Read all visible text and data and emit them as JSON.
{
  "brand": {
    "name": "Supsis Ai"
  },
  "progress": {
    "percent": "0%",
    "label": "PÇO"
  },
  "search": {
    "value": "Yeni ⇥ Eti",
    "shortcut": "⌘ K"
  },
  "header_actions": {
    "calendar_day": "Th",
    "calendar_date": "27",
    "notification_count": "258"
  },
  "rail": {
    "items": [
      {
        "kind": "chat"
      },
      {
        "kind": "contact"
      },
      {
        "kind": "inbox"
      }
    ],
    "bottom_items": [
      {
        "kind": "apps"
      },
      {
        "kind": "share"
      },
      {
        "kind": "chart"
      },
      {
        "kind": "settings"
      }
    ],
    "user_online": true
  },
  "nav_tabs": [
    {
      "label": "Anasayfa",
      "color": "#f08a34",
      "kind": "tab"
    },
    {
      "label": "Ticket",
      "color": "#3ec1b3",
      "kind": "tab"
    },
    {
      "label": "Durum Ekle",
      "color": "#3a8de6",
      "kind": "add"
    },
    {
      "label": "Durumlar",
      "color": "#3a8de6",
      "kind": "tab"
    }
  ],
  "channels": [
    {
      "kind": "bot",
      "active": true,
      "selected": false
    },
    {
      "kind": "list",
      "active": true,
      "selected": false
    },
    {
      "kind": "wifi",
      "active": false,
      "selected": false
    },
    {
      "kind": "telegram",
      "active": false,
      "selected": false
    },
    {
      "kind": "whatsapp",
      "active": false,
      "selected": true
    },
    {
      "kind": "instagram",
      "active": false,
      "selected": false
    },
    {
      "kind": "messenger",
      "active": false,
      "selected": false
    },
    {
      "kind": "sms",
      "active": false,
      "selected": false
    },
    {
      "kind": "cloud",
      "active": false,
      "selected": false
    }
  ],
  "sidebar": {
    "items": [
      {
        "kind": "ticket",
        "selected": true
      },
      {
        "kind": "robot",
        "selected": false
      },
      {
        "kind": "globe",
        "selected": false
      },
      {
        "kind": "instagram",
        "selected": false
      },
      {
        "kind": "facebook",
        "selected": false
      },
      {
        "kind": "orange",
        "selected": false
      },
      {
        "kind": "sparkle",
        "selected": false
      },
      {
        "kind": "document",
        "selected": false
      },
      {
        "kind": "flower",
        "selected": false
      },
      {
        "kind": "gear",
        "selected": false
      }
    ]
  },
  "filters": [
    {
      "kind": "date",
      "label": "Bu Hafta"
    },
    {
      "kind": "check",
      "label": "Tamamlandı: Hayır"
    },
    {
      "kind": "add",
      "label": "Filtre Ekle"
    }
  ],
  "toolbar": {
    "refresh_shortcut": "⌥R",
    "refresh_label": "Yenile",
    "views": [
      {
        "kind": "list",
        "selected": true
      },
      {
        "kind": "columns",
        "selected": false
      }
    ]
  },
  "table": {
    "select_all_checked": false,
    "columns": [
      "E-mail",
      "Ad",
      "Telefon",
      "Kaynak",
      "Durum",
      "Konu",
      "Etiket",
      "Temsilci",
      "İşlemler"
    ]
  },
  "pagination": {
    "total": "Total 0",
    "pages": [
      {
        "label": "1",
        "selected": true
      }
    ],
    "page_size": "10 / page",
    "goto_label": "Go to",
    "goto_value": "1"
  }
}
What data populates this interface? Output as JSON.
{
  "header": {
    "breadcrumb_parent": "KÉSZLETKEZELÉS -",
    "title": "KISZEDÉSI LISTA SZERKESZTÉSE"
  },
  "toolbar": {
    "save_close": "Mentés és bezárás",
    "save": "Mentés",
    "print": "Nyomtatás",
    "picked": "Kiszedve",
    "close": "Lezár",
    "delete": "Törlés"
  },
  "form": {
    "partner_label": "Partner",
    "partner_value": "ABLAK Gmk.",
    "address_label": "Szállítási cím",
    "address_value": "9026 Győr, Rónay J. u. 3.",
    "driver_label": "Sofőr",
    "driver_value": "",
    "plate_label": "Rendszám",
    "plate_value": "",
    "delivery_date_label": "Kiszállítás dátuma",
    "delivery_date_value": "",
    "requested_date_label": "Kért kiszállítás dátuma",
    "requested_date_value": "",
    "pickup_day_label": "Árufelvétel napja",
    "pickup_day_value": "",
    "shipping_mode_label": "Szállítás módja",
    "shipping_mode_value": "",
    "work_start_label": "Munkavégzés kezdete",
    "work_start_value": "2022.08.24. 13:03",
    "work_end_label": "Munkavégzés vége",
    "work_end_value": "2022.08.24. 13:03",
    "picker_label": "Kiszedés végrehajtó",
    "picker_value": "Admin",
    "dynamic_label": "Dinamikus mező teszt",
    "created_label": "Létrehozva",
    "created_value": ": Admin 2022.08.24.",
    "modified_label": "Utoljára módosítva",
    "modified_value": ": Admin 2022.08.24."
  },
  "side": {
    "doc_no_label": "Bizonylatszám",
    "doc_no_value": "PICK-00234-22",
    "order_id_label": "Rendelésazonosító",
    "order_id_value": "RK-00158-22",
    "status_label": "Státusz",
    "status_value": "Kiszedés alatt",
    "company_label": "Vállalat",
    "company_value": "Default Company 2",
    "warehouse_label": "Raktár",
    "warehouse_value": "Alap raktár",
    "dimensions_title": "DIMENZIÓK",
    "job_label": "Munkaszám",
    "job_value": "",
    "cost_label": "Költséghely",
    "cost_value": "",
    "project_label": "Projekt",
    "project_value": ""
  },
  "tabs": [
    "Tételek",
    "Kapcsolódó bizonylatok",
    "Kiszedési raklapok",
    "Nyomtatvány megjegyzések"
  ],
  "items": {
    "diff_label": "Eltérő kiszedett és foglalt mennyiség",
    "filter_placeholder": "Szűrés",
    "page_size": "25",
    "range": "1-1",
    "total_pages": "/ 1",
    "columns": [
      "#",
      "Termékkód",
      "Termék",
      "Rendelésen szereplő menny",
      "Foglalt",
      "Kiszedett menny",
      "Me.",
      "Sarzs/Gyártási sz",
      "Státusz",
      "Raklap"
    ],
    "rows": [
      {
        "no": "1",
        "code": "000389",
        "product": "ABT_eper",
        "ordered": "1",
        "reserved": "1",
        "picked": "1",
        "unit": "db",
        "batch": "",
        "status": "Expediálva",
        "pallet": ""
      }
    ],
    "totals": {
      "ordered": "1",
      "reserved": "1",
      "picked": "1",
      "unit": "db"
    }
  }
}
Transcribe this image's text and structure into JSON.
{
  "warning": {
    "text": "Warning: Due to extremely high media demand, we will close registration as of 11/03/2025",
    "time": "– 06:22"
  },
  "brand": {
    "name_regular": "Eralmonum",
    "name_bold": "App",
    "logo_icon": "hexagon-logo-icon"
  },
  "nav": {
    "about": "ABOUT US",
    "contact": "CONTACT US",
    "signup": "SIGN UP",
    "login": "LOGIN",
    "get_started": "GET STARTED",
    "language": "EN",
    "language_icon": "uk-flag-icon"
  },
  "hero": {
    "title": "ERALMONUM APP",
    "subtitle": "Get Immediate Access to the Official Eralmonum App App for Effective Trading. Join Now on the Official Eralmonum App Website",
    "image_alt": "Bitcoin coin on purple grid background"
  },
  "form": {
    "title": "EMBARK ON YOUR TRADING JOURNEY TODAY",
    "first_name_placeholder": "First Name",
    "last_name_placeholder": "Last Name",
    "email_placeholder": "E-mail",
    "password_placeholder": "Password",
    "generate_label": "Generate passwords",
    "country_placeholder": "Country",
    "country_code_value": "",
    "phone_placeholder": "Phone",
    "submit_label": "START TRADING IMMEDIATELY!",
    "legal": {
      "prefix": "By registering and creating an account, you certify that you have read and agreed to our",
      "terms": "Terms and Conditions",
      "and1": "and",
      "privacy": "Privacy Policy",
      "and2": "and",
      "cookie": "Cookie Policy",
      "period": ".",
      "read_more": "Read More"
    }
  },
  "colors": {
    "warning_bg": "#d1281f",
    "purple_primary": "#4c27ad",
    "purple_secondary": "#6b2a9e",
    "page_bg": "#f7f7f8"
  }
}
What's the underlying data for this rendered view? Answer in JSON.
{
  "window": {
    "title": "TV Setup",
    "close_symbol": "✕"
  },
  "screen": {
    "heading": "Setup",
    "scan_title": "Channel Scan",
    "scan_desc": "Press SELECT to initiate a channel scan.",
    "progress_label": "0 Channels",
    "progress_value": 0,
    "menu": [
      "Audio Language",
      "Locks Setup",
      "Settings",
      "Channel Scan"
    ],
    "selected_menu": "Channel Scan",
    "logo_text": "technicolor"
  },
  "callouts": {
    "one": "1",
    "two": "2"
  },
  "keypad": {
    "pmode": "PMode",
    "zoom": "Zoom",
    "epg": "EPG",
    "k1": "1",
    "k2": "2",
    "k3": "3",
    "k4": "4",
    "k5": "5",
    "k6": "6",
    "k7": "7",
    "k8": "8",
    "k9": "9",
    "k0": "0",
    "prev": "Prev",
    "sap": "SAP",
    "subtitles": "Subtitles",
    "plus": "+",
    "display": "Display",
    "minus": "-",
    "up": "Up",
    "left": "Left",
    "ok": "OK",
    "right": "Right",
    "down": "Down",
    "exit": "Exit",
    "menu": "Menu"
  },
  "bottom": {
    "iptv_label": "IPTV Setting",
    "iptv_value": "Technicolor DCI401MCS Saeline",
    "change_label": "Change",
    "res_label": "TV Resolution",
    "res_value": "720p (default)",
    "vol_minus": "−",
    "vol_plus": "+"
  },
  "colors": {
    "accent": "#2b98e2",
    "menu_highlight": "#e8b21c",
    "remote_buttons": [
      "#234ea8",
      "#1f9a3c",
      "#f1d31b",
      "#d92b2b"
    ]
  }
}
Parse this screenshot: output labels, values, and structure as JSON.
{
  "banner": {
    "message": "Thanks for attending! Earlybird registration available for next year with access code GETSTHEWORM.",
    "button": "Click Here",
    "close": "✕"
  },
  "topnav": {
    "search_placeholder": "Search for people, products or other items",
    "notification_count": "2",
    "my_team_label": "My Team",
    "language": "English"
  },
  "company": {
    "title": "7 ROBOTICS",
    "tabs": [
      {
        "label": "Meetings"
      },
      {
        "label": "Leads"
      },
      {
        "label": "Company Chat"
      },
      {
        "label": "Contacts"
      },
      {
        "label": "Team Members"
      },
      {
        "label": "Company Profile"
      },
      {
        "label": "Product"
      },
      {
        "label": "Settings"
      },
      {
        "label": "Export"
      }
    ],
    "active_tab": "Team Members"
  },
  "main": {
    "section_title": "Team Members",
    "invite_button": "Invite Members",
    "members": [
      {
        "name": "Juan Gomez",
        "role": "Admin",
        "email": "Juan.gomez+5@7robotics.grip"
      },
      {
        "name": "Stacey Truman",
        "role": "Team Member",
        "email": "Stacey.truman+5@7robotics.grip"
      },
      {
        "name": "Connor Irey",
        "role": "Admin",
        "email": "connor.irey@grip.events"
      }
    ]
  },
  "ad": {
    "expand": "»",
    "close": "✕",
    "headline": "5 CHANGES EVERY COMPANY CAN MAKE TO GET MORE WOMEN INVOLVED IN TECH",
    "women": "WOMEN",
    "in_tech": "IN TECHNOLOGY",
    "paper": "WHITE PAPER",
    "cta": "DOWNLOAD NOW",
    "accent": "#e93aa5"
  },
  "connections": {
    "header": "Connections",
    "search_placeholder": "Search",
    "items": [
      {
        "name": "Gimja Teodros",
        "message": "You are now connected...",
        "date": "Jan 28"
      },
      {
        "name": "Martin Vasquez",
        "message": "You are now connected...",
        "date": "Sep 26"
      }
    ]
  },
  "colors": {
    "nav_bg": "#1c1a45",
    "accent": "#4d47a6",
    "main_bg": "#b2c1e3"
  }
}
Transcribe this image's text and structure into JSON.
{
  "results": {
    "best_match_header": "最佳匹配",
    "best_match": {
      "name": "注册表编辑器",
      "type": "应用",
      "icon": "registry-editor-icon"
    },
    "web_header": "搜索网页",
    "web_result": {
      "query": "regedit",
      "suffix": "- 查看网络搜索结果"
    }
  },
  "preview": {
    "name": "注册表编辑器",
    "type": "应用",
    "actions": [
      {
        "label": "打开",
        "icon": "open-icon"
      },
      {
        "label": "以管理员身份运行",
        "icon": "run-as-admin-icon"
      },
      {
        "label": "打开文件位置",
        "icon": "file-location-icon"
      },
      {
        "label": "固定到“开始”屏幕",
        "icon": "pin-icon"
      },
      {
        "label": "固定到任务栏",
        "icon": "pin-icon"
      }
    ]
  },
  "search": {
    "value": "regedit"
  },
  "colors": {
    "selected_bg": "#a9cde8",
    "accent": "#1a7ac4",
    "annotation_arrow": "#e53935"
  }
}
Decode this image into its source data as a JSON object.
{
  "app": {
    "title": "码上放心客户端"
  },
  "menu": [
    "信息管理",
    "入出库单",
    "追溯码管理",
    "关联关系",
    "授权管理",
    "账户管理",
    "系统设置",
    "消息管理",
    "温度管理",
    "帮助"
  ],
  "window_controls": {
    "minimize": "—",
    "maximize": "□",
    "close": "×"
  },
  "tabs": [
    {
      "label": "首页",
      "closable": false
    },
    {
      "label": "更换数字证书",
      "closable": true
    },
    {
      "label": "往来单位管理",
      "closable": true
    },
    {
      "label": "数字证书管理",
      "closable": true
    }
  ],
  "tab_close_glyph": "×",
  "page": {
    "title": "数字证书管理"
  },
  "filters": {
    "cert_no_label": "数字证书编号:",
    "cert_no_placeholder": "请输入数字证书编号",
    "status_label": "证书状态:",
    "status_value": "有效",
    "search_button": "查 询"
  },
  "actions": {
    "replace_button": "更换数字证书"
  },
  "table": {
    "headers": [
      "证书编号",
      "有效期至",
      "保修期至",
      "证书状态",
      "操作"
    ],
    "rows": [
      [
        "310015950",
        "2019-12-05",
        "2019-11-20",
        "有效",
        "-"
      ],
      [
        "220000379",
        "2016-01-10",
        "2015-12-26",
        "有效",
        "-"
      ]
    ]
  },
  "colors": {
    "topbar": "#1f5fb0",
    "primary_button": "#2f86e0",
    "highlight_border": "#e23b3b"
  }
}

##########

Return each line with "registration".

Solution.
    "text": "Warning: Due to extremely high media demand, we will close registration as of 11/03/2025",
    "message": "Thanks for attending! Earlybird registration available for next year with access code GETSTHEWORM.",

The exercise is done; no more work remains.